WHAT IS REQUIRED
Write out all of the lines below, exactly and completely.

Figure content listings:
=-=-=

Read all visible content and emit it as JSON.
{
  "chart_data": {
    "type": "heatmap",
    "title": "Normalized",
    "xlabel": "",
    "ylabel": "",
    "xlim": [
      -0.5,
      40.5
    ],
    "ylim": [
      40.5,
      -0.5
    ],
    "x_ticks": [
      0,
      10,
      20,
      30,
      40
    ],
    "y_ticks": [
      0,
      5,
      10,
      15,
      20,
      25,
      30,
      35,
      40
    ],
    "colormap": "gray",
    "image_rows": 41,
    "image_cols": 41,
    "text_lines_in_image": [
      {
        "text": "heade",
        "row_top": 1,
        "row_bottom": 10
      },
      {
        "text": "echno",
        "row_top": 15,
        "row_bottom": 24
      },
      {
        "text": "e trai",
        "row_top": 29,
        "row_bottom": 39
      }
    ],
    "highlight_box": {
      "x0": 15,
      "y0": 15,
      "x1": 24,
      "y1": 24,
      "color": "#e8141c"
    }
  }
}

=-=-=

ANSWER TO THE TASK
Read all visible content and emit it as JSON.
{
  "chart_data": {
    "type": "heatmap",
    "title": "Normalized",
    "xlabel": "",
    "ylabel": "",
    "xlim": [
      -0.5,
      40.5
    ],
    "ylim": [
      40.5,
      -0.5
    ],
    "x_ticks": [
      0,
      10,
      20,
      30,
      40
    ],
    "y_ticks": [
      0,
      5,
      10,
      15,
      20,
      25,
      30,
      35,
      40
    ],
    "colormap": "gray",
    "image_rows": 41,
    "image_cols": 41,
    "text_lines_in_image": [
      {
        "text": "heade",
        "row_top": 1,
        "row_bottom": 10
      },
      {
        "text": "echno",
        "row_top": 15,
        "row_bottom": 24
      },
      {
        "text": "e trai",
        "row_top": 29,
        "row_bottom": 39
      }
    ],
    "highlight_box": {
      "x0": 15,
      "y0": 15,
      "x1": 24,
      "y1": 24,
      "color": "#e8141c"
    }
  }
}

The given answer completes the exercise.